■ Passage given
%%

Origin of Quasi-Contract
Quasi-contracts are based on a principle known as “Nemo Debit Locupleteri ex aliena jactura” which means “no man should grow rich out of losses faced by some another person”. In common law, the formation of quasi-contracts can be traced back to the medieval form of action which is known as indebitatus assumpsit, the type of assumpsit action in which the plaintiff first asserts a debt in his declaration and then, in consideration of the debt, claims that the defendant committed to pay the plaintiff after becoming indebted. the courts order one party to make payment to another as though a contract had been made between the two. The law inferred the defendant’s consent to be bound by a contract requiring payment. Early on in the history of quasi-contracts, restoration-related responsibilities were enforced through these contracts.
Types of Quasi-Contracts
The types of quasi-contracts are listed under sections 68-72 of the Indian Contract Act, 1872.
Section 68 talks about the contract or legal obligation between two persons among which one is capable of supplying all the necessaries while the other one is incapable of forming a contract. In such a case, the person who is the provider of all the supplies is entitled to receive his share from the property of the party who is incompetent to form a contract.

%%

■ Material provided
%%

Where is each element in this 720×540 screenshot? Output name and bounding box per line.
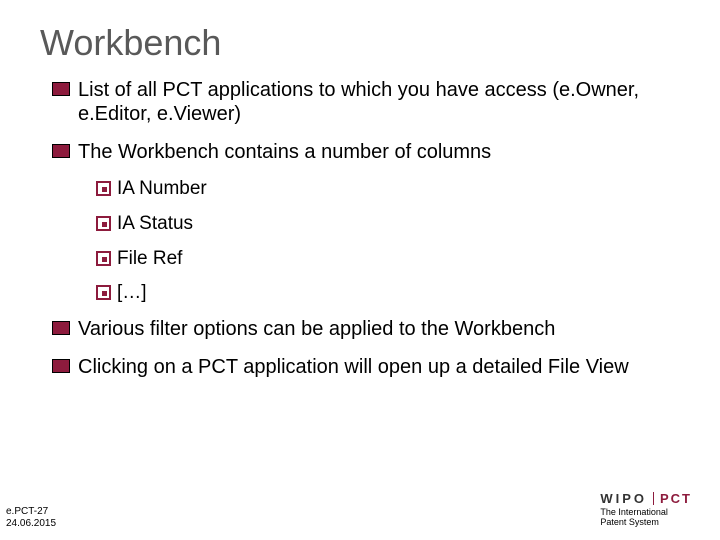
bullet-text: List of all PCT applications to which yo… [78,78,672,126]
sub-bullet-text: IA Status [117,213,193,236]
hollow-square-bullet-icon [96,181,111,196]
bullet-item: Various filter options can be applied to… [52,317,672,341]
hollow-square-bullet-icon [96,285,111,300]
hollow-square-bullet-icon [96,216,111,231]
square-bullet-icon [52,144,70,158]
footer-right: WIPO PCT The International Patent System [600,491,692,528]
footer-date: 24.06.2015 [6,518,56,530]
tagline-2: Patent System [600,518,692,528]
square-bullet-icon [52,321,70,335]
sub-bullet-item: File Ref [96,248,672,271]
bullet-text: The Workbench contains a number of colum… [78,140,491,164]
bullet-item: The Workbench contains a number of colum… [52,140,672,164]
sub-bullet-item: […] [96,282,672,305]
sub-bullet-text: IA Number [117,178,207,201]
brand-line: WIPO PCT [600,491,692,506]
separator-icon [653,492,654,505]
pct-logo-text: PCT [660,491,692,506]
content-area: List of all PCT applications to which yo… [52,78,672,393]
bullet-item: List of all PCT applications to which yo… [52,78,672,126]
sub-bullet-text: […] [117,282,147,305]
slide: Workbench List of all PCT applications t… [0,0,720,540]
wipo-logo-text: WIPO [600,491,647,506]
footer-left: e.PCT-27 24.06.2015 [6,506,56,530]
sub-bullet-item: IA Number [96,178,672,201]
slide-title: Workbench [40,22,221,64]
sub-bullet-text: File Ref [117,248,182,271]
footer-ref: e.PCT-27 [6,506,56,518]
bullet-text: Various filter options can be applied to… [78,317,555,341]
square-bullet-icon [52,82,70,96]
bullet-text: Clicking on a PCT application will open … [78,355,629,379]
hollow-square-bullet-icon [96,251,111,266]
sub-bullet-item: IA Status [96,213,672,236]
bullet-item: Clicking on a PCT application will open … [52,355,672,379]
square-bullet-icon [52,359,70,373]
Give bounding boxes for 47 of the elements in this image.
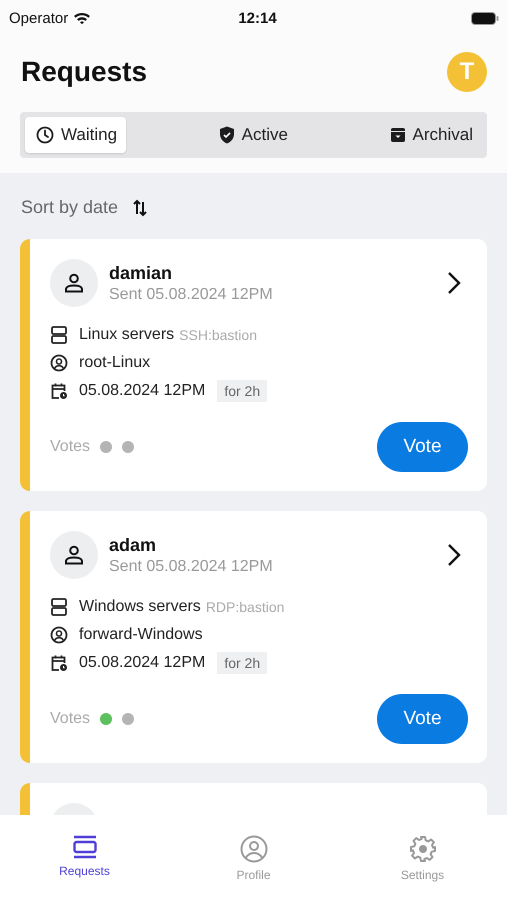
server-icon [50, 326, 68, 344]
sort-icon[interactable] [132, 198, 148, 218]
chevron-right-icon[interactable] [447, 271, 461, 295]
duration-tag: for 2h [217, 380, 268, 402]
filter-tab[interactable]: Waiting [25, 117, 126, 153]
chevron-right-icon[interactable] [447, 543, 461, 567]
clock-time: 12:14 [238, 10, 277, 26]
nav-tab[interactable]: Requests [44, 835, 124, 885]
user-name: adam [109, 534, 158, 556]
page-title: Requests [21, 56, 148, 88]
archive-icon [390, 127, 406, 143]
vote-button[interactable]: Vote [377, 694, 468, 744]
clock-icon [36, 126, 54, 144]
target-name: Windows servers [79, 598, 201, 616]
account-name: root-Linux [79, 354, 150, 372]
filter-tab[interactable]: Active [208, 117, 297, 153]
profile-icon [240, 835, 268, 863]
person-icon [63, 544, 85, 566]
calendar-clock-icon [50, 654, 68, 672]
schedule-date: 05.08.2024 12PM [79, 382, 206, 400]
battery-icon [471, 12, 499, 24]
account-icon [50, 626, 68, 644]
settings-icon [408, 835, 436, 863]
votes-label: Votes [50, 438, 90, 456]
carrier-name: Operator [9, 10, 68, 26]
protocol-label: SSH:bastion [179, 327, 257, 343]
sort-label: Sort by date [21, 197, 118, 218]
protocol-label: RDP:bastion [206, 599, 284, 615]
person-icon [63, 272, 85, 294]
sent-date: Sent 05.08.2024 12PM [109, 286, 274, 304]
shield-icon [218, 126, 235, 144]
target-name: Linux servers [79, 326, 174, 344]
request-card[interactable]: adam Sent 05.08.2024 12PM Windows servers RDP:bastion forward-Windows 05.08.2024 12PM for 2h Votes Vote [20, 511, 487, 763]
request-card[interactable]: damian Sent 05.08.2024 12PM Linux servers SSH:bastion root-Linux 05.08.2024 12PM for 2h Votes Vote [20, 239, 487, 491]
server-icon [50, 598, 68, 616]
votes-label: Votes [50, 710, 90, 728]
wifi-icon [73, 11, 92, 25]
schedule-date: 05.08.2024 12PM [79, 654, 206, 672]
filter-tab[interactable]: Archival [378, 117, 482, 153]
duration-tag: for 2h [217, 652, 268, 674]
account-name: forward-Windows [79, 626, 203, 644]
vote-button[interactable]: Vote [377, 422, 468, 472]
user-name: damian [109, 262, 174, 284]
sent-date: Sent 05.08.2024 12PM [109, 558, 274, 576]
calendar-clock-icon [50, 382, 68, 400]
account-icon [50, 354, 68, 372]
list-icon [72, 835, 98, 859]
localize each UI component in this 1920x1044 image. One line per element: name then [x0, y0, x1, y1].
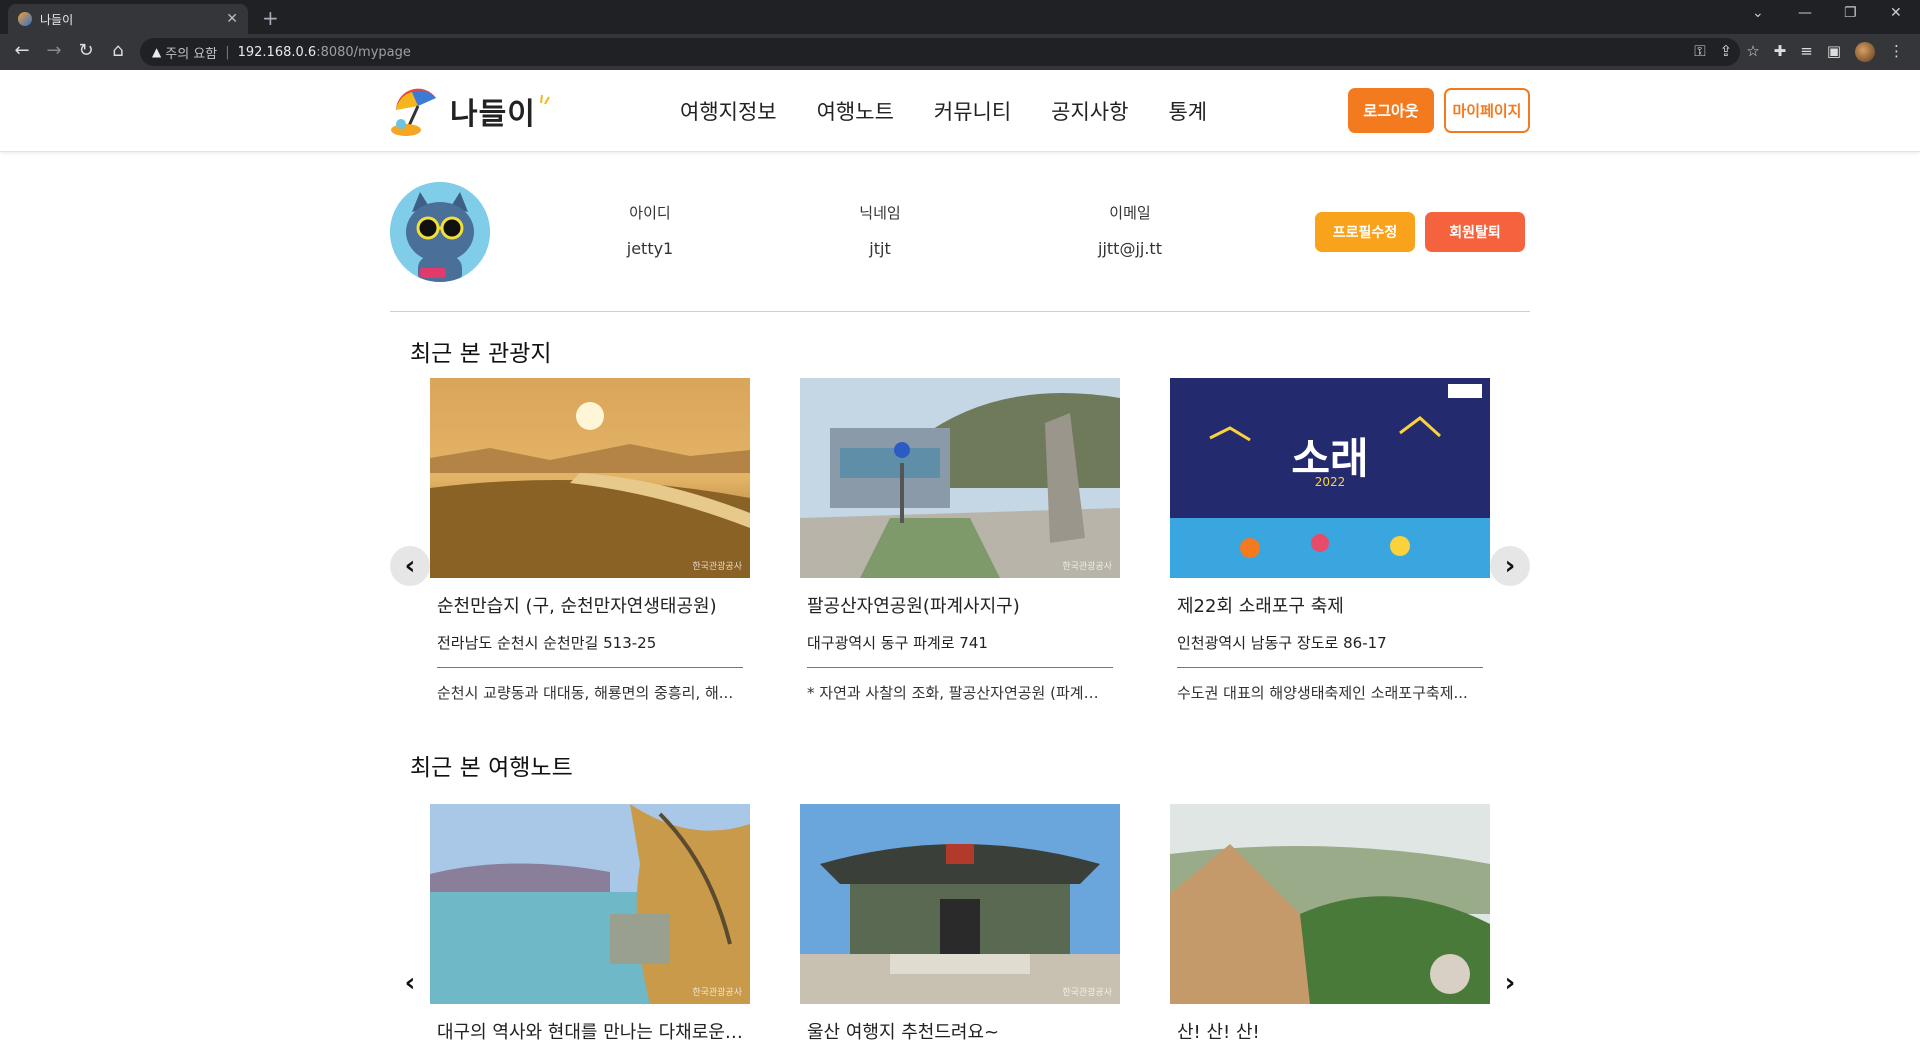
close-window-icon[interactable]: ✕ [1890, 5, 1902, 21]
address-bar[interactable]: ▲ 주의 요함 | 192.168.0.6:8080/mypage [140, 38, 1740, 66]
minimize-icon[interactable]: — [1798, 5, 1812, 21]
browser-tab[interactable]: 나들이 ✕ [8, 4, 248, 34]
logout-button[interactable]: 로그아웃 [1348, 88, 1434, 133]
url-host: 192.168.0.6 [237, 44, 317, 60]
logo-sparkle-icon [539, 94, 550, 105]
note-image[interactable]: 한국관광공사 [430, 804, 750, 1004]
note-image[interactable] [1170, 804, 1490, 1004]
tab-title: 나들이 [40, 12, 74, 27]
key-icon[interactable]: ⚿ [1694, 42, 1705, 62]
nav-travel-info[interactable]: 여행지정보 [680, 96, 777, 126]
image-watermark: 한국관광공사 [692, 988, 742, 998]
spot-description: 수도권 대표의 해양생태축제인 소래포구축제... [1177, 684, 1468, 702]
profile-section: 아이디 jetty1 닉네임 jtjt 이메일 jjtt@jj.tt 프로필수정… [390, 182, 1530, 312]
browser-tool-icons: ⚿ ⇪ ☆ ✚ ≡ ▣ ⋮ [1694, 42, 1904, 62]
spot-card[interactable]: 한국관광공사 팔공산자연공원(파계사지구) 대구광역시 동구 파계로 741 *… [800, 378, 1120, 703]
nav-notice[interactable]: 공지사항 [1051, 96, 1128, 126]
url-separator: | [225, 44, 230, 60]
recent-spots-title: 최근 본 관광지 [410, 341, 552, 367]
nav-statistics[interactable]: 통계 [1168, 96, 1207, 126]
note-image[interactable]: 한국관광공사 [800, 804, 1120, 1004]
forward-icon[interactable]: → [42, 40, 66, 61]
mypage-button[interactable]: 마이페이지 [1444, 88, 1530, 133]
spots-prev-chevron-left-icon[interactable]: ‹ [390, 546, 430, 586]
note-title[interactable]: 울산 여행지 추천드려요~ [807, 1018, 1117, 1044]
back-icon[interactable]: ← [10, 40, 34, 61]
spots-next-chevron-right-icon[interactable]: › [1490, 546, 1530, 586]
menu-kebab-icon[interactable]: ⋮ [1889, 42, 1904, 62]
image-watermark: 한국관광공사 [1062, 562, 1112, 572]
spot-card[interactable]: 한국관광공사 순천만습지 (구, 순천만자연생태공원) 전라남도 순천시 순천만… [430, 378, 750, 703]
spot-image[interactable]: 한국관광공사 [430, 378, 750, 578]
edit-profile-button[interactable]: 프로필수정 [1315, 212, 1415, 252]
id-label: 아이디 [629, 204, 671, 222]
spot-address: 대구광역시 동구 파계로 741 [807, 634, 988, 652]
nav-travel-note[interactable]: 여행노트 [817, 96, 894, 126]
spot-address: 인천광역시 남동구 장도로 86-17 [1177, 634, 1387, 652]
extensions-icon[interactable]: ✚ [1774, 42, 1787, 62]
nickname-value: jtjt [869, 239, 891, 258]
note-card[interactable]: 산! 산! 산! [1170, 804, 1490, 1044]
note-card[interactable]: 한국관광공사 울산 여행지 추천드려요~ [800, 804, 1120, 1044]
notes-next-chevron-right-icon[interactable]: › [1490, 963, 1530, 1003]
avatar [390, 182, 490, 282]
divider [1177, 667, 1483, 668]
profile-email-field: 이메일 jjtt@jj.tt [1050, 202, 1210, 258]
divider [807, 667, 1113, 668]
url-path: :8080/mypage [316, 44, 411, 60]
new-tab-icon[interactable]: + [262, 6, 279, 30]
id-value: jetty1 [626, 239, 674, 258]
side-panel-icon[interactable]: ▣ [1827, 42, 1841, 62]
nickname-label: 닉네임 [859, 204, 901, 222]
image-watermark: 한국관광공사 [1062, 988, 1112, 998]
favicon-icon [18, 12, 32, 26]
note-title[interactable]: 대구의 역사와 현대를 만나는 다채로운 ... [437, 1018, 747, 1044]
email-value: jjtt@jj.tt [1098, 239, 1162, 258]
spot-image[interactable]: 소래 2022 [1170, 378, 1490, 578]
reload-icon[interactable]: ↻ [74, 40, 98, 61]
main-nav: 여행지정보 여행노트 커뮤니티 공지사항 통계 [680, 96, 1207, 126]
site-header: 나들이 여행지정보 여행노트 커뮤니티 공지사항 통계 로그아웃 마이페이지 [0, 70, 1920, 152]
site-logo[interactable]: 나들이 [390, 84, 552, 138]
withdraw-button[interactable]: 회원탈퇴 [1425, 212, 1525, 252]
spot-name[interactable]: 제22회 소래포구 축제 [1177, 592, 1487, 618]
email-label: 이메일 [1109, 204, 1151, 222]
divider [437, 667, 743, 668]
spot-name[interactable]: 순천만습지 (구, 순천만자연생태공원) [437, 592, 747, 618]
security-label[interactable]: 주의 요함 [165, 43, 217, 62]
logo-text: 나들이 [450, 97, 536, 132]
spot-description: * 자연과 사찰의 조화, 팔공산자연공원 (파계사... [807, 684, 1107, 702]
browser-toolbar: ← → ↻ ⌂ ▲ 주의 요함 | 192.168.0.6:8080/mypag… [0, 34, 1920, 70]
share-icon[interactable]: ⇪ [1720, 42, 1733, 62]
reading-list-icon[interactable]: ≡ [1800, 42, 1813, 62]
umbrella-logo-icon [390, 84, 442, 138]
warning-icon[interactable]: ▲ [152, 45, 161, 59]
profile-nickname-field: 닉네임 jtjt [800, 202, 960, 258]
note-title[interactable]: 산! 산! 산! [1177, 1018, 1487, 1044]
close-tab-icon[interactable]: ✕ [226, 11, 238, 27]
spot-image[interactable]: 한국관광공사 [800, 378, 1120, 578]
nav-community[interactable]: 커뮤니티 [934, 96, 1011, 126]
profile-id-field: 아이디 jetty1 [570, 202, 730, 258]
notes-prev-chevron-left-icon[interactable]: ‹ [390, 963, 430, 1003]
profile-avatar-icon[interactable] [1855, 42, 1875, 62]
bookmark-star-icon[interactable]: ☆ [1746, 42, 1759, 62]
restore-icon[interactable]: ❐ [1844, 5, 1857, 21]
tab-search-icon[interactable]: ⌄ [1752, 5, 1764, 21]
browser-tab-bar: 나들이 ✕ + ⌄ — ❐ ✕ [0, 0, 1920, 34]
svg-text:2022: 2022 [1315, 475, 1346, 489]
spot-address: 전라남도 순천시 순천만길 513-25 [437, 634, 657, 652]
spot-description: 순천시 교량동과 대대동, 해룡면의 중흥리, 해... [437, 684, 734, 702]
home-icon[interactable]: ⌂ [106, 40, 130, 61]
spot-name[interactable]: 팔공산자연공원(파계사지구) [807, 592, 1117, 618]
note-card[interactable]: 한국관광공사 대구의 역사와 현대를 만나는 다채로운 ... [430, 804, 750, 1044]
spot-card[interactable]: 소래 2022 제22회 소래포구 축제 인천광역시 남동구 장도로 86-17… [1170, 378, 1490, 703]
image-watermark: 한국관광공사 [692, 562, 742, 572]
recent-notes-title: 최근 본 여행노트 [410, 755, 573, 781]
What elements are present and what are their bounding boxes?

%%

Continue the passage on quasi-contracts from where it stops.

Illustration Ajay and Bhushan are friends since their childhood and because of some accident, Bhushan is now declared a lunatic by his doctors. Ajay steps up and decides to take care of his friend Bhushan and his family too. So, Ajay is entitled to get reimbursement from Bhushan’s property.
It was held in Nash v. Inman, that when it comes to taking care of an infant and providing with all the necessaries that seem requisite, in such cases the plaintiff is required to prove that those goods play an important role in framing the life of that infant and also that he was deprived of those goods at the time of sales and delivery. In another case Chappel v. Cooper, it was held that the funeral expenses of the defendant’s husband were necessary for the infant widow.
Section 69 says if a person has interests in making the payment of another person who is bound by law to make that payment then that another person is entitled to reimburse all the amount that he was bound to pay by law.
Illustration Ajay gave his land on lease to Bhushan and Bhushan is using that land for farming and its reason for his sole income. Due to the arrears unpaid by Ajay, the Government put that land on sale which will eventually result in the cancellation of Bhushan’s rights on that land so Bhushan decided to pay that money and prevented that land from resaling by the government. Now, Ajay is entitled to pay the reimbursement pain by Bhushan back to him.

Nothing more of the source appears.